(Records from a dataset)

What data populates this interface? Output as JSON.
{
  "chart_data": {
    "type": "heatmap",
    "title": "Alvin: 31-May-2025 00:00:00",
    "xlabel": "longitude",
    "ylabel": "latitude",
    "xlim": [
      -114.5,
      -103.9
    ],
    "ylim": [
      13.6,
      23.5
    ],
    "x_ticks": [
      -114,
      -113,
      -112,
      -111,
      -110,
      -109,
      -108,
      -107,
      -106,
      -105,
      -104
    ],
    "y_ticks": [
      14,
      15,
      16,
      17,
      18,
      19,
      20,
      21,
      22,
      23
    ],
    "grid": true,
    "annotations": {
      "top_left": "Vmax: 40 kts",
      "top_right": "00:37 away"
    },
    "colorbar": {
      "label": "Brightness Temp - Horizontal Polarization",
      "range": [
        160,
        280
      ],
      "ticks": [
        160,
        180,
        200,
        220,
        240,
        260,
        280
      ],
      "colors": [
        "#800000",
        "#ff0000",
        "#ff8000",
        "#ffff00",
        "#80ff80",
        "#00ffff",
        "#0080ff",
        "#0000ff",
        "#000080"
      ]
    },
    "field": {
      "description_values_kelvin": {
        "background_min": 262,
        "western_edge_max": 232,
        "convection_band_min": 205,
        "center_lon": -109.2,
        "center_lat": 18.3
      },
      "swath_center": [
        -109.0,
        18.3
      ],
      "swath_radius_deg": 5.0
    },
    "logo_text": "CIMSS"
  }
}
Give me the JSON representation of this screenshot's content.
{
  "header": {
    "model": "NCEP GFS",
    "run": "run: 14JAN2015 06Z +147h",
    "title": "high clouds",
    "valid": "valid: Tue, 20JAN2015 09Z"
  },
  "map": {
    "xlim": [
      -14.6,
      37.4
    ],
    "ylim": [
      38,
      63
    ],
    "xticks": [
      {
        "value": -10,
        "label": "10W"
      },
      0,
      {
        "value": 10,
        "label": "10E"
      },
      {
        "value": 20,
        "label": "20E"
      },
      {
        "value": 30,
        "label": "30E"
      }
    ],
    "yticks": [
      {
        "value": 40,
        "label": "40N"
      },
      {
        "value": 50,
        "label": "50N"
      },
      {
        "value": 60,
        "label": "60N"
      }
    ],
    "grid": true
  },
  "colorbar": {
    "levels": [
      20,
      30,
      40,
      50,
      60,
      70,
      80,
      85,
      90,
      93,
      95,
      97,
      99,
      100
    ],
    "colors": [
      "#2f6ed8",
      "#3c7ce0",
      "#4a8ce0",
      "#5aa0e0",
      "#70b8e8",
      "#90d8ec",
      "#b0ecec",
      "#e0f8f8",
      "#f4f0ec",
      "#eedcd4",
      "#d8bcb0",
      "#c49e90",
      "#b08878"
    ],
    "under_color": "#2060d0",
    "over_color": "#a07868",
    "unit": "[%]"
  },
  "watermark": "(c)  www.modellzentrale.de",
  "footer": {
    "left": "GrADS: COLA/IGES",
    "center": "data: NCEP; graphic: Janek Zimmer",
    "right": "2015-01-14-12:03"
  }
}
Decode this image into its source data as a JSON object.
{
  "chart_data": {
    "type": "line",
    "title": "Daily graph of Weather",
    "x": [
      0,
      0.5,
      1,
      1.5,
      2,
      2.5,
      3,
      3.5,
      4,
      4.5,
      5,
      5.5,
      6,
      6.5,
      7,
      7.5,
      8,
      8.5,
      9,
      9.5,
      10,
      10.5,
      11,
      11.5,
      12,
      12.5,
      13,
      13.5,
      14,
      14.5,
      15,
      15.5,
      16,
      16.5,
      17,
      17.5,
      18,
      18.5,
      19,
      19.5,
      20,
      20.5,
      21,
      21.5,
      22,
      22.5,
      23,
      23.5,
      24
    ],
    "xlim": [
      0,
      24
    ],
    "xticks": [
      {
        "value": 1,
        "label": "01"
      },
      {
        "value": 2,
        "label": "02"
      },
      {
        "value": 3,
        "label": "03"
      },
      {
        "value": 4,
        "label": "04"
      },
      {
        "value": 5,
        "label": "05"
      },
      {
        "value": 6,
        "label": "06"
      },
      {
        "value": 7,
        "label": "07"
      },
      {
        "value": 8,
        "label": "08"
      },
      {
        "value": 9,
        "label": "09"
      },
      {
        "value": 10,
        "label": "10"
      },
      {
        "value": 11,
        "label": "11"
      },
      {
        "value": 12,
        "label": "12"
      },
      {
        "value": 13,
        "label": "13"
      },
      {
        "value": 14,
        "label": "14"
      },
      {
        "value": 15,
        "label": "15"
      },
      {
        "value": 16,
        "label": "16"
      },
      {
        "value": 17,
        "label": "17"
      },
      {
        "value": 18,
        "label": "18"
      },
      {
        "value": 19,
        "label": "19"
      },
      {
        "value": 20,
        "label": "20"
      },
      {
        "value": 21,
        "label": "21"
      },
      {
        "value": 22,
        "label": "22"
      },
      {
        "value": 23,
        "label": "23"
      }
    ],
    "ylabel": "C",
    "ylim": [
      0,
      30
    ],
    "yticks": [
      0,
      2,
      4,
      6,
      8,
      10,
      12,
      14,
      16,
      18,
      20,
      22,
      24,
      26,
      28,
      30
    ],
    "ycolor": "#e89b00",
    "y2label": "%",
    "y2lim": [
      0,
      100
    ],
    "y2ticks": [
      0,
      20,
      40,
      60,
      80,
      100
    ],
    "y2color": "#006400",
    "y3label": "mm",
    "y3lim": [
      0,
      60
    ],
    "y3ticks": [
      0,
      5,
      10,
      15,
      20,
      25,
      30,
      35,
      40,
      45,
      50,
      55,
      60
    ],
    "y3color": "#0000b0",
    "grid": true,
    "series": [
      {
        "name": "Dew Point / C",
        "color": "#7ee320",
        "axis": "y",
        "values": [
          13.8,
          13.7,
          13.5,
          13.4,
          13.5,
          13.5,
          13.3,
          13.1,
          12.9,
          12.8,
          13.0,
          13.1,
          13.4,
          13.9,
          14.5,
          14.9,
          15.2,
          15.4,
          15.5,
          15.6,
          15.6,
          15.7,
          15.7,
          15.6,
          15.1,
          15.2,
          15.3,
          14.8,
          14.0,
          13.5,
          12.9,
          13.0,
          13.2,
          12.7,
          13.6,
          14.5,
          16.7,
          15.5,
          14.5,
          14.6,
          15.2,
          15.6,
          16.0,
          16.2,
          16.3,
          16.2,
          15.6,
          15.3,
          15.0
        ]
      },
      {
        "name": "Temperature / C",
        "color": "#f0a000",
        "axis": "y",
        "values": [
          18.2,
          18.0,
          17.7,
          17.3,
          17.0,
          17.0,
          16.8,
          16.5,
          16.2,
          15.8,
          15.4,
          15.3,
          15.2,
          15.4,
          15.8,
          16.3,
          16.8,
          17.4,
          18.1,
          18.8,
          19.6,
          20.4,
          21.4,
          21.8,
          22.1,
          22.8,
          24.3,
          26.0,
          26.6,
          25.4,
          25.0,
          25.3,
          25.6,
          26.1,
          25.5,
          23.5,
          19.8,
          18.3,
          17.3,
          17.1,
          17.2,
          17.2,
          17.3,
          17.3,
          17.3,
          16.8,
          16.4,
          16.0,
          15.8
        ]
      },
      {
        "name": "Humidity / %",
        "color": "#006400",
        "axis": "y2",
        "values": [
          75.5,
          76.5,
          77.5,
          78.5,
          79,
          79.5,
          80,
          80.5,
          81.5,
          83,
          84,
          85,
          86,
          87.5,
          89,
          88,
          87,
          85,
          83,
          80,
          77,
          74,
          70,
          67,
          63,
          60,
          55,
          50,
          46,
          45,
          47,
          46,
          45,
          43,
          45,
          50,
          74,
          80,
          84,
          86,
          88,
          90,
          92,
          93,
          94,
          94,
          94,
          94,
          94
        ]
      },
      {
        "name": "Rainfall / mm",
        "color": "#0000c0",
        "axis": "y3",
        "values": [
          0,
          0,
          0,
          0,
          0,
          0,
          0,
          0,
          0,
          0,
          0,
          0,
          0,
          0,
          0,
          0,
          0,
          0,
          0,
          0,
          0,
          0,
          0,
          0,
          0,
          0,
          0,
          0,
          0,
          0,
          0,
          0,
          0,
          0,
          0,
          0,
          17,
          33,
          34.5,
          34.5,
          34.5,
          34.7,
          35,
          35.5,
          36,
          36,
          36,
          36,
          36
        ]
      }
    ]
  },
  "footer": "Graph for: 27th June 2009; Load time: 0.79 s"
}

▶ **STATED TASK**
Search the material above for "footer". Pull out each line where it shows up.

▶ **EXERCISE RESULT**
  "footer": {
  "footer": "Graph for: 27th June 2009; Load time: 0.79 s"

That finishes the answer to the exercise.